THE EXERCISE -
Copy the listing below in full and skip every picture.

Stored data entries
+---+
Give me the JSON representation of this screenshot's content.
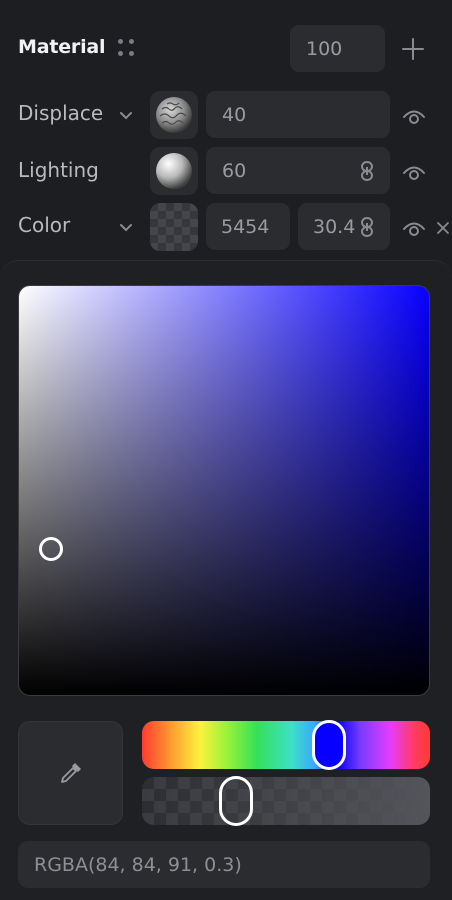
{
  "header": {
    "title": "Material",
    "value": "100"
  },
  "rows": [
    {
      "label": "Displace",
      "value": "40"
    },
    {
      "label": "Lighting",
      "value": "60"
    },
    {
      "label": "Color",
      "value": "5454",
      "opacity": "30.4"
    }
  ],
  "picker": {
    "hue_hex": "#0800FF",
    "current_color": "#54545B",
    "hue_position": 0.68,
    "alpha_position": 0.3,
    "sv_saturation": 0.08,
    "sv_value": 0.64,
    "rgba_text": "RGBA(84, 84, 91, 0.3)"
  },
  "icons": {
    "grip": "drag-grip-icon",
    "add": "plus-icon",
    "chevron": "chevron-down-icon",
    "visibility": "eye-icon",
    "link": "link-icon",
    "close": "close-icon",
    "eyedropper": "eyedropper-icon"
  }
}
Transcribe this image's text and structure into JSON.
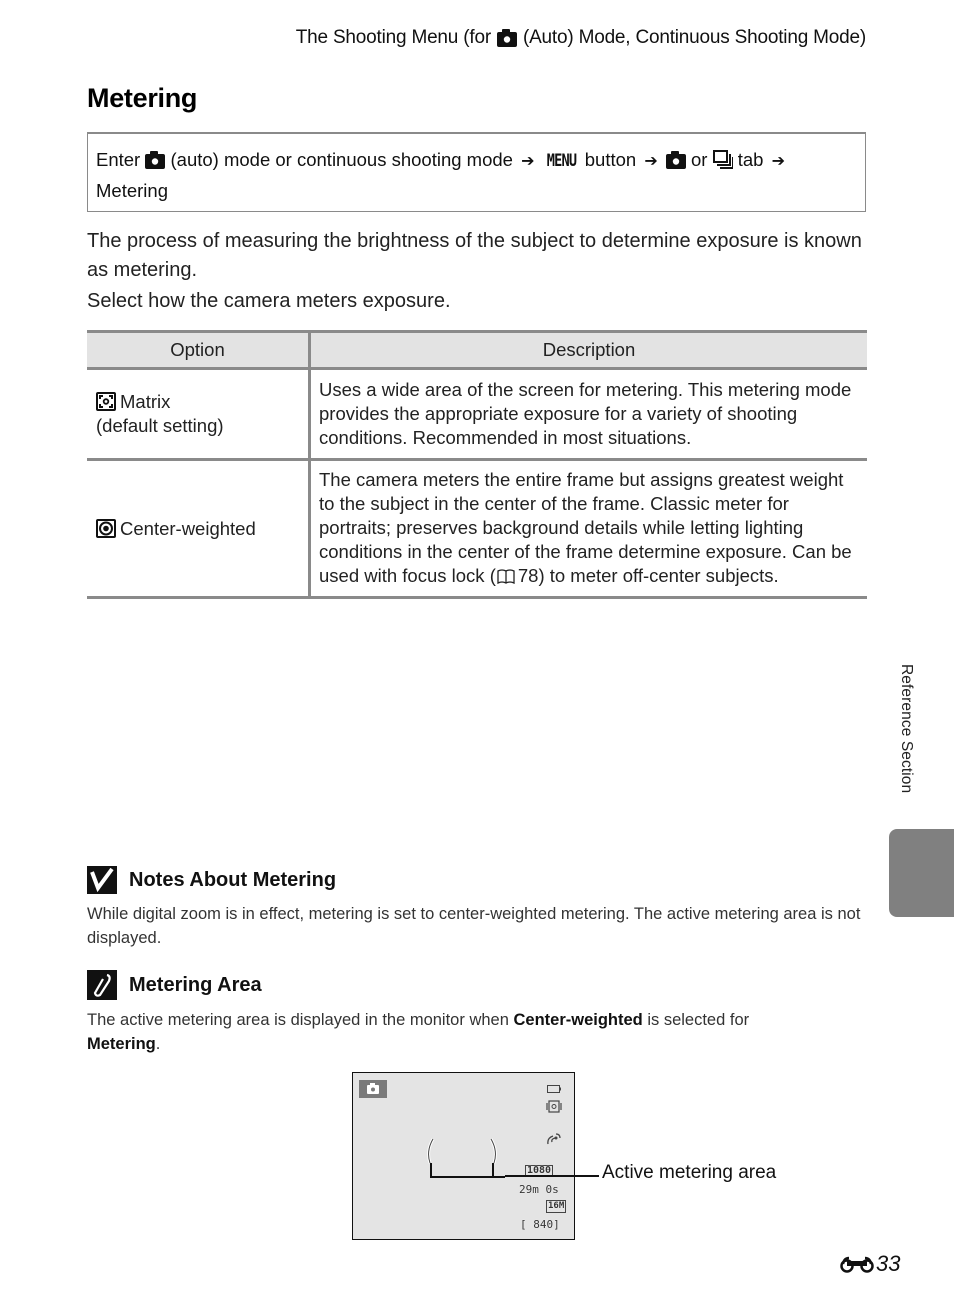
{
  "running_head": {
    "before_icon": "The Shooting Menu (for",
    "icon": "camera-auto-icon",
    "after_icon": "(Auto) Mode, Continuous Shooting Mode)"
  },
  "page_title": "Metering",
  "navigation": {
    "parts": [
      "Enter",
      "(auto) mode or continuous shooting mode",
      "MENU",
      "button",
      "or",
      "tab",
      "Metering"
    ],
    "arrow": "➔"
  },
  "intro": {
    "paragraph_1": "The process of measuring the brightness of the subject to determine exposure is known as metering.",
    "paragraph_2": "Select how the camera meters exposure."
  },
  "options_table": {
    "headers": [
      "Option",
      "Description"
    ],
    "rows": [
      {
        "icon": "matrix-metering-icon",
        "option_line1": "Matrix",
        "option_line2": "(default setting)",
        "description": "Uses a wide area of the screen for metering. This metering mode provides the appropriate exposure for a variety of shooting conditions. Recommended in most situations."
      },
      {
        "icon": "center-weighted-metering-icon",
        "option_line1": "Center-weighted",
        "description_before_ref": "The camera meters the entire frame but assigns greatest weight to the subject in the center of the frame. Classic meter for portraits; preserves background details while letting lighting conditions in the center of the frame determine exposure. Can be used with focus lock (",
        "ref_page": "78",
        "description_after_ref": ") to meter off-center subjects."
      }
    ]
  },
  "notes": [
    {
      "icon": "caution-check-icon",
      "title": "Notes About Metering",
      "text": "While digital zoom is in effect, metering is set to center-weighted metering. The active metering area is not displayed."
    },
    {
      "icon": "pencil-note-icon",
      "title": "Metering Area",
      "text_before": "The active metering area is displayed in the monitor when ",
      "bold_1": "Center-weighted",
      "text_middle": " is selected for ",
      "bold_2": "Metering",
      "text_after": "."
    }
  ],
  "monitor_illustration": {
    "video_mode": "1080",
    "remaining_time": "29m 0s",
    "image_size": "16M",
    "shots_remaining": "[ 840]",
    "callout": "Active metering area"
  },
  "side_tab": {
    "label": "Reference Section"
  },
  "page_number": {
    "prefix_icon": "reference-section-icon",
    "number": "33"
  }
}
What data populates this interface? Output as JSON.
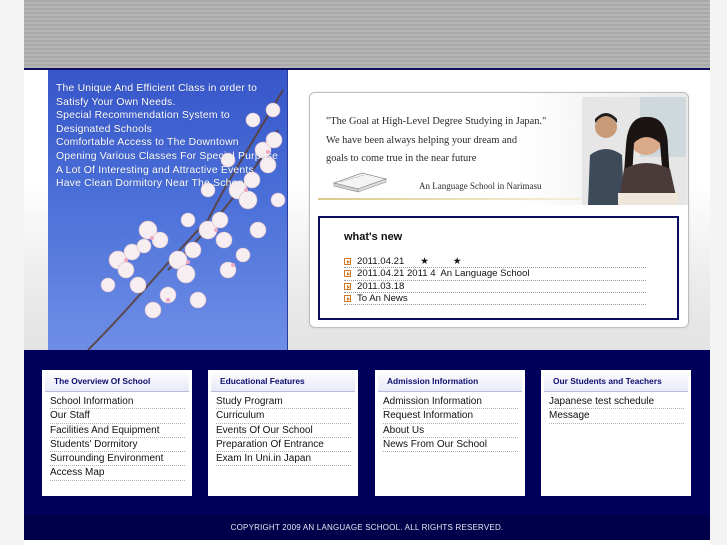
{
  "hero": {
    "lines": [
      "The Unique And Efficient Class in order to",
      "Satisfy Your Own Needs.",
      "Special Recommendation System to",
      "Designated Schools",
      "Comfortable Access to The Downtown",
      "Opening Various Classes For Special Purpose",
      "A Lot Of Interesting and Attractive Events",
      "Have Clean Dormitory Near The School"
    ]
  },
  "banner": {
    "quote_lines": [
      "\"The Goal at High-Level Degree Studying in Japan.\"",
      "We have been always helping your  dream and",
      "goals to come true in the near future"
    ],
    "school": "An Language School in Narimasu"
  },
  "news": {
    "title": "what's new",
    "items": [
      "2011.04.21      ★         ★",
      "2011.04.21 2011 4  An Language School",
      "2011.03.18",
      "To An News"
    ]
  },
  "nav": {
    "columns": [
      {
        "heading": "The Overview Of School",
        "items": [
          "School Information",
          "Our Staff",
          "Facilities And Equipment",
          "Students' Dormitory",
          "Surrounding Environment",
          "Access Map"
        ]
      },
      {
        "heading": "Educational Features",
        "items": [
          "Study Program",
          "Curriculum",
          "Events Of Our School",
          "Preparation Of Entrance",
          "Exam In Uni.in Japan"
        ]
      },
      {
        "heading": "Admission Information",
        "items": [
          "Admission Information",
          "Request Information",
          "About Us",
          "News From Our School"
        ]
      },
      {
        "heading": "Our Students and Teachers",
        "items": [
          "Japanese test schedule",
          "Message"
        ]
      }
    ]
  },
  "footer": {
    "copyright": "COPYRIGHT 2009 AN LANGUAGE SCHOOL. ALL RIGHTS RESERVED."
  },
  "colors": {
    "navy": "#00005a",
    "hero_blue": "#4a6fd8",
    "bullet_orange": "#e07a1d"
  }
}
+---+
OUTPUT OF THE EXERCISE -
Give me the JSON representation of this screenshot's content.
{
  "header": {
    "title": "Material",
    "value": "100"
  },
  "rows": [
    {
      "label": "Displace",
      "value": "40"
    },
    {
      "label": "Lighting",
      "value": "60"
    },
    {
      "label": "Color",
      "value": "5454",
      "opacity": "30.4"
    }
  ],
  "picker": {
    "hue_hex": "#0800FF",
    "current_color": "#54545B",
    "hue_position": 0.68,
    "alpha_position": 0.3,
    "sv_saturation": 0.08,
    "sv_value": 0.64,
    "rgba_text": "RGBA(84, 84, 91, 0.3)"
  },
  "icons": {
    "grip": "drag-grip-icon",
    "add": "plus-icon",
    "chevron": "chevron-down-icon",
    "visibility": "eye-icon",
    "link": "link-icon",
    "close": "close-icon",
    "eyedropper": "eyedropper-icon"
  }
}
Transcribe this image's text and structure into JSON.
{
  "running_head": {
    "before_icon": "The Shooting Menu (for",
    "icon": "camera-auto-icon",
    "after_icon": "(Auto) Mode, Continuous Shooting Mode)"
  },
  "page_title": "Metering",
  "navigation": {
    "parts": [
      "Enter",
      "(auto) mode or continuous shooting mode",
      "MENU",
      "button",
      "or",
      "tab",
      "Metering"
    ],
    "arrow": "➔"
  },
  "intro": {
    "paragraph_1": "The process of measuring the brightness of the subject to determine exposure is known as metering.",
    "paragraph_2": "Select how the camera meters exposure."
  },
  "options_table": {
    "headers": [
      "Option",
      "Description"
    ],
    "rows": [
      {
        "icon": "matrix-metering-icon",
        "option_line1": "Matrix",
        "option_line2": "(default setting)",
        "description": "Uses a wide area of the screen for metering. This metering mode provides the appropriate exposure for a variety of shooting conditions. Recommended in most situations."
      },
      {
        "icon": "center-weighted-metering-icon",
        "option_line1": "Center-weighted",
        "description_before_ref": "The camera meters the entire frame but assigns greatest weight to the subject in the center of the frame. Classic meter for portraits; preserves background details while letting lighting conditions in the center of the frame determine exposure. Can be used with focus lock (",
        "ref_page": "78",
        "description_after_ref": ") to meter off-center subjects."
      }
    ]
  },
  "notes": [
    {
      "icon": "caution-check-icon",
      "title": "Notes About Metering",
      "text": "While digital zoom is in effect, metering is set to center-weighted metering. The active metering area is not displayed."
    },
    {
      "icon": "pencil-note-icon",
      "title": "Metering Area",
      "text_before": "The active metering area is displayed in the monitor when ",
      "bold_1": "Center-weighted",
      "text_middle": " is selected for ",
      "bold_2": "Metering",
      "text_after": "."
    }
  ],
  "monitor_illustration": {
    "video_mode": "1080",
    "remaining_time": "29m 0s",
    "image_size": "16M",
    "shots_remaining": "[ 840]",
    "callout": "Active metering area"
  },
  "side_tab": {
    "label": "Reference Section"
  },
  "page_number": {
    "prefix_icon": "reference-section-icon",
    "number": "33"
  }
}
What data populates this interface? Output as JSON.
{
  "hero": {
    "lines": [
      "The Unique And Efficient Class in order to",
      "Satisfy Your Own Needs.",
      "Special Recommendation System to",
      "Designated Schools",
      "Comfortable Access to The Downtown",
      "Opening Various Classes For Special Purpose",
      "A Lot Of Interesting and Attractive Events",
      "Have Clean Dormitory Near The School"
    ]
  },
  "banner": {
    "quote_lines": [
      "\"The Goal at High-Level Degree Studying in Japan.\"",
      "We have been always helping your  dream and",
      "goals to come true in the near future"
    ],
    "school": "An Language School in Narimasu"
  },
  "news": {
    "title": "what's new",
    "items": [
      "2011.04.21      ★         ★",
      "2011.04.21 2011 4  An Language School",
      "2011.03.18",
      "To An News"
    ]
  },
  "nav": {
    "columns": [
      {
        "heading": "The Overview Of School",
        "items": [
          "School Information",
          "Our Staff",
          "Facilities And Equipment",
          "Students' Dormitory",
          "Surrounding Environment",
          "Access Map"
        ]
      },
      {
        "heading": "Educational Features",
        "items": [
          "Study Program",
          "Curriculum",
          "Events Of Our School",
          "Preparation Of Entrance",
          "Exam In Uni.in Japan"
        ]
      },
      {
        "heading": "Admission Information",
        "items": [
          "Admission Information",
          "Request Information",
          "About Us",
          "News From Our School"
        ]
      },
      {
        "heading": "Our Students and Teachers",
        "items": [
          "Japanese test schedule",
          "Message"
        ]
      }
    ]
  },
  "footer": {
    "copyright": "COPYRIGHT 2009 AN LANGUAGE SCHOOL. ALL RIGHTS RESERVED."
  },
  "colors": {
    "navy": "#00005a",
    "hero_blue": "#4a6fd8",
    "bullet_orange": "#e07a1d"
  }
}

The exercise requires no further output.